**AIM OF THE TASK**:
Select every line holding the word "river" and copy it.

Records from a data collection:
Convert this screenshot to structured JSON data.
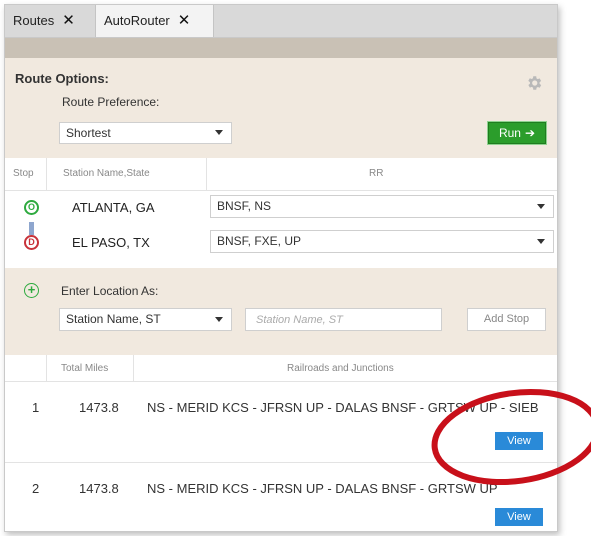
{
  "tabs": [
    {
      "label": "Routes",
      "close": "✕"
    },
    {
      "label": "AutoRouter",
      "close": "✕"
    }
  ],
  "route_options": {
    "title": "Route Options:",
    "preference_label": "Route Preference:",
    "preference_value": "Shortest",
    "run_label": "Run",
    "run_arrow": "➔"
  },
  "stops_table": {
    "headers": {
      "stop": "Stop",
      "station": "Station Name,State",
      "rr": "RR"
    },
    "rows": [
      {
        "badge": "O",
        "station": "ATLANTA, GA",
        "rr": "BNSF, NS"
      },
      {
        "badge": "D",
        "station": "EL PASO, TX",
        "rr": "BNSF, FXE, UP"
      }
    ]
  },
  "add_location": {
    "label": "Enter Location As:",
    "format_value": "Station Name, ST",
    "input_placeholder": "Station Name, ST",
    "add_button": "Add Stop"
  },
  "results": {
    "headers": {
      "miles": "Total Miles",
      "rails": "Railroads and Junctions"
    },
    "rows": [
      {
        "num": "1",
        "miles": "1473.8",
        "path": "NS - MERID KCS - JFRSN UP - DALAS BNSF - GRTSW UP - SIEB",
        "view": "View"
      },
      {
        "num": "2",
        "miles": "1473.8",
        "path": "NS - MERID KCS - JFRSN UP - DALAS BNSF - GRTSW UP",
        "view": "View"
      }
    ]
  },
  "colors": {
    "accent_green": "#2b9d2b",
    "view_blue": "#2a8ad8",
    "panel_bg": "#f1e9df",
    "annotation_red": "#c8101a"
  },
  "icons": {
    "settings": "gear-icon",
    "origin": "origin-badge-icon",
    "destination": "destination-badge-icon",
    "add": "plus-icon"
  }
}
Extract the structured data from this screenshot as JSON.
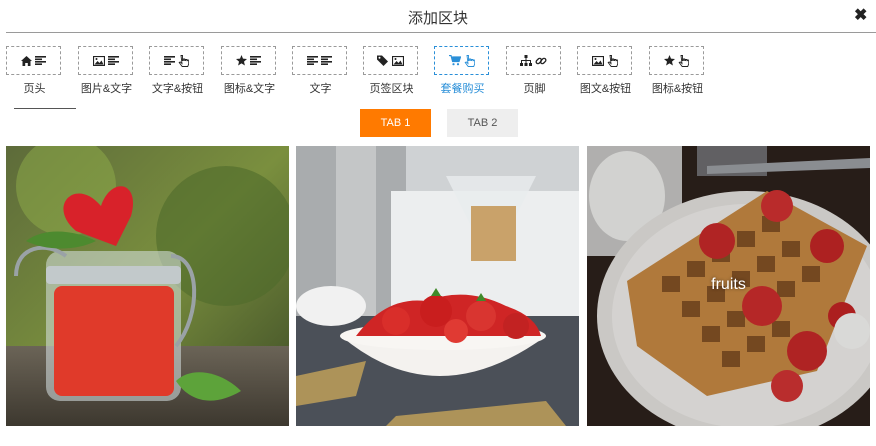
{
  "dialog": {
    "title": "添加区块",
    "close_symbol": "✖"
  },
  "blocks": [
    {
      "label": "页头",
      "icons": [
        "home-icon",
        "align-left-icon"
      ],
      "active": false
    },
    {
      "label": "图片&文字",
      "icons": [
        "image-icon",
        "align-left-icon"
      ],
      "active": false
    },
    {
      "label": "文字&按钮",
      "icons": [
        "align-left-icon",
        "hand-pointer-icon"
      ],
      "active": false
    },
    {
      "label": "图标&文字",
      "icons": [
        "star-icon",
        "align-left-icon"
      ],
      "active": false
    },
    {
      "label": "文字",
      "icons": [
        "align-left-icon",
        "align-left-icon"
      ],
      "active": false
    },
    {
      "label": "页签区块",
      "icons": [
        "tags-icon",
        "image-icon"
      ],
      "active": false
    },
    {
      "label": "套餐购买",
      "icons": [
        "cart-icon",
        "hand-pointer-icon"
      ],
      "active": true
    },
    {
      "label": "页脚",
      "icons": [
        "sitemap-icon",
        "link-icon"
      ],
      "active": false
    },
    {
      "label": "图文&按钮",
      "icons": [
        "image-icon",
        "hand-pointer-icon"
      ],
      "active": false
    },
    {
      "label": "图标&按钮",
      "icons": [
        "star-icon",
        "hand-pointer-icon"
      ],
      "active": false
    }
  ],
  "tabs": {
    "tab1": "TAB 1",
    "tab2": "TAB 2",
    "active": "tab1"
  },
  "photos": [
    {
      "caption": "",
      "subject": "heart-jar"
    },
    {
      "caption": "",
      "subject": "strawberry-bowl"
    },
    {
      "caption": "fruits",
      "subject": "waffle-strawberries"
    }
  ],
  "colors": {
    "accent": "#ff7a00",
    "active_block": "#2a8fd8",
    "inactive_tab": "#eeeeee"
  }
}
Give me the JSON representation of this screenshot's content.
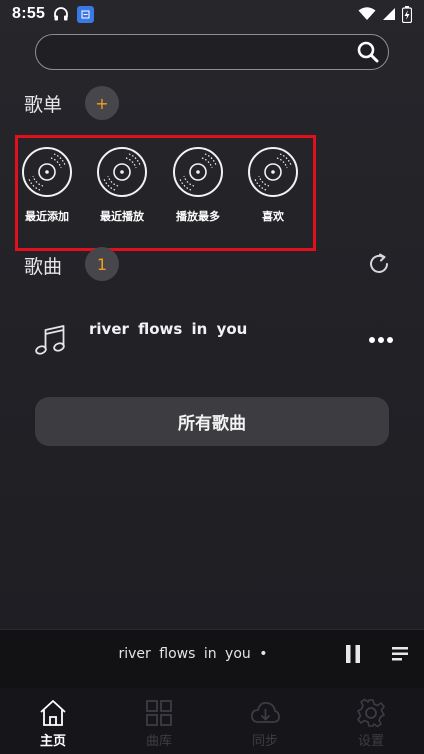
{
  "status_bar": {
    "time": "8:55",
    "app_badge_text": "🖊"
  },
  "search": {
    "placeholder": "",
    "value": ""
  },
  "playlists_section": {
    "title": "歌单",
    "add_label": "+",
    "items": [
      {
        "label": "最近添加",
        "icon": "vinyl-disc-icon"
      },
      {
        "label": "最近播放",
        "icon": "vinyl-disc-icon"
      },
      {
        "label": "播放最多",
        "icon": "vinyl-disc-icon"
      },
      {
        "label": "喜欢",
        "icon": "vinyl-disc-icon"
      }
    ]
  },
  "songs_section": {
    "title": "歌曲",
    "count": "1",
    "refresh_icon": "refresh-icon"
  },
  "songs": [
    {
      "title": "river  flows  in  you",
      "icon": "music-note-icon"
    }
  ],
  "all_songs_button": "所有歌曲",
  "mini_player": {
    "title": "river  flows  in  you •"
  },
  "bottom_nav": {
    "items": [
      {
        "label": "主页",
        "icon": "home-icon",
        "active": true
      },
      {
        "label": "曲库",
        "icon": "grid-icon",
        "active": false
      },
      {
        "label": "同步",
        "icon": "cloud-download-icon",
        "active": false
      },
      {
        "label": "设置",
        "icon": "gear-icon",
        "active": false
      }
    ]
  },
  "colors": {
    "background": "#232328",
    "accent_orange": "#f0a020",
    "highlight_red": "#e2101c",
    "button_gray": "#3d3d41",
    "nav_inactive": "#3c3c42"
  }
}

**TASK OUTPUT**:
      "title": "river  flows  in  you",
    "title": "river  flows  in  you •"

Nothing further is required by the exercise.